**Requirements**
Output every entry exactly as written.

**Information supplied**

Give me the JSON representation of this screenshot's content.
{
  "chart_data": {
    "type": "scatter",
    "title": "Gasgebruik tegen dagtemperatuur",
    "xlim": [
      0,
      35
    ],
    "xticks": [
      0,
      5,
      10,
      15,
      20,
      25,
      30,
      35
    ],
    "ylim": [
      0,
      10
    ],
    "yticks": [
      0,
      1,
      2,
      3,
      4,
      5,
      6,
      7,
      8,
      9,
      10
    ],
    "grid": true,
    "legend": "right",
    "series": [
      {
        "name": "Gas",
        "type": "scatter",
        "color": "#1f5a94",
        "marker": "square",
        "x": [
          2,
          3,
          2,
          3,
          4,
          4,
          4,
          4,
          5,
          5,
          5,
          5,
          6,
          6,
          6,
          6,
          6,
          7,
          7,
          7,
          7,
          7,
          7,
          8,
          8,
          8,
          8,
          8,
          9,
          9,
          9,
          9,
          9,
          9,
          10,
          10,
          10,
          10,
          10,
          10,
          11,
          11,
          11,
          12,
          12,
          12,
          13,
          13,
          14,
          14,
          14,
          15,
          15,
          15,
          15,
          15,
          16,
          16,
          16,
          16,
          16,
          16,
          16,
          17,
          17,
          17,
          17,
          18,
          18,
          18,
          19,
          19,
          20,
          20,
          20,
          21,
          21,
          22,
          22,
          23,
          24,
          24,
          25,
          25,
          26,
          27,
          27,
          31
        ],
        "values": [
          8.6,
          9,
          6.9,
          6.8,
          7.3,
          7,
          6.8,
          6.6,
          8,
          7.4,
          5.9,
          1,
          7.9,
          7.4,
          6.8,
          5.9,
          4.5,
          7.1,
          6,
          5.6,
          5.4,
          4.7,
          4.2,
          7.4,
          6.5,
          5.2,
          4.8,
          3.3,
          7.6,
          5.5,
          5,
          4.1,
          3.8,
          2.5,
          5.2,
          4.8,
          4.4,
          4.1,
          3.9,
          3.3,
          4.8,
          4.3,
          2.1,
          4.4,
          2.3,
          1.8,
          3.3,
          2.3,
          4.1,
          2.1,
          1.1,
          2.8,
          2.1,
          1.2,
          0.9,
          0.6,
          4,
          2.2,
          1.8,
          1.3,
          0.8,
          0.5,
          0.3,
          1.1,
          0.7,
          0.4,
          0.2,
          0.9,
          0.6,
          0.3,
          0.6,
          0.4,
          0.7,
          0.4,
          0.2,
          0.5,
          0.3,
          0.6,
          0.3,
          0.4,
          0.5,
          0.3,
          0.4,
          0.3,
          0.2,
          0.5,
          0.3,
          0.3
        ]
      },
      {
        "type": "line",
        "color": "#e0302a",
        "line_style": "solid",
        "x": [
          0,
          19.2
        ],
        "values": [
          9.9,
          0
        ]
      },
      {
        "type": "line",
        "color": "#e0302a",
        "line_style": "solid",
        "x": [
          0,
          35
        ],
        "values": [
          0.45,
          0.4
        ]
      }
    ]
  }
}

**Task output**
Give me the JSON representation of this screenshot's content.
{
  "chart_data": {
    "type": "scatter",
    "title": "Gasgebruik tegen dagtemperatuur",
    "xlim": [
      0,
      35
    ],
    "xticks": [
      0,
      5,
      10,
      15,
      20,
      25,
      30,
      35
    ],
    "ylim": [
      0,
      10
    ],
    "yticks": [
      0,
      1,
      2,
      3,
      4,
      5,
      6,
      7,
      8,
      9,
      10
    ],
    "grid": true,
    "legend": "right",
    "series": [
      {
        "name": "Gas",
        "type": "scatter",
        "color": "#1f5a94",
        "marker": "square",
        "x": [
          2,
          3,
          2,
          3,
          4,
          4,
          4,
          4,
          5,
          5,
          5,
          5,
          6,
          6,
          6,
          6,
          6,
          7,
          7,
          7,
          7,
          7,
          7,
          8,
          8,
          8,
          8,
          8,
          9,
          9,
          9,
          9,
          9,
          9,
          10,
          10,
          10,
          10,
          10,
          10,
          11,
          11,
          11,
          12,
          12,
          12,
          13,
          13,
          14,
          14,
          14,
          15,
          15,
          15,
          15,
          15,
          16,
          16,
          16,
          16,
          16,
          16,
          16,
          17,
          17,
          17,
          17,
          18,
          18,
          18,
          19,
          19,
          20,
          20,
          20,
          21,
          21,
          22,
          22,
          23,
          24,
          24,
          25,
          25,
          26,
          27,
          27,
          31
        ],
        "values": [
          8.6,
          9,
          6.9,
          6.8,
          7.3,
          7,
          6.8,
          6.6,
          8,
          7.4,
          5.9,
          1,
          7.9,
          7.4,
          6.8,
          5.9,
          4.5,
          7.1,
          6,
          5.6,
          5.4,
          4.7,
          4.2,
          7.4,
          6.5,
          5.2,
          4.8,
          3.3,
          7.6,
          5.5,
          5,
          4.1,
          3.8,
          2.5,
          5.2,
          4.8,
          4.4,
          4.1,
          3.9,
          3.3,
          4.8,
          4.3,
          2.1,
          4.4,
          2.3,
          1.8,
          3.3,
          2.3,
          4.1,
          2.1,
          1.1,
          2.8,
          2.1,
          1.2,
          0.9,
          0.6,
          4,
          2.2,
          1.8,
          1.3,
          0.8,
          0.5,
          0.3,
          1.1,
          0.7,
          0.4,
          0.2,
          0.9,
          0.6,
          0.3,
          0.6,
          0.4,
          0.7,
          0.4,
          0.2,
          0.5,
          0.3,
          0.6,
          0.3,
          0.4,
          0.5,
          0.3,
          0.4,
          0.3,
          0.2,
          0.5,
          0.3,
          0.3
        ]
      },
      {
        "type": "line",
        "color": "#e0302a",
        "line_style": "solid",
        "x": [
          0,
          19.2
        ],
        "values": [
          9.9,
          0
        ]
      },
      {
        "type": "line",
        "color": "#e0302a",
        "line_style": "solid",
        "x": [
          0,
          35
        ],
        "values": [
          0.45,
          0.4
        ]
      }
    ]
  }
}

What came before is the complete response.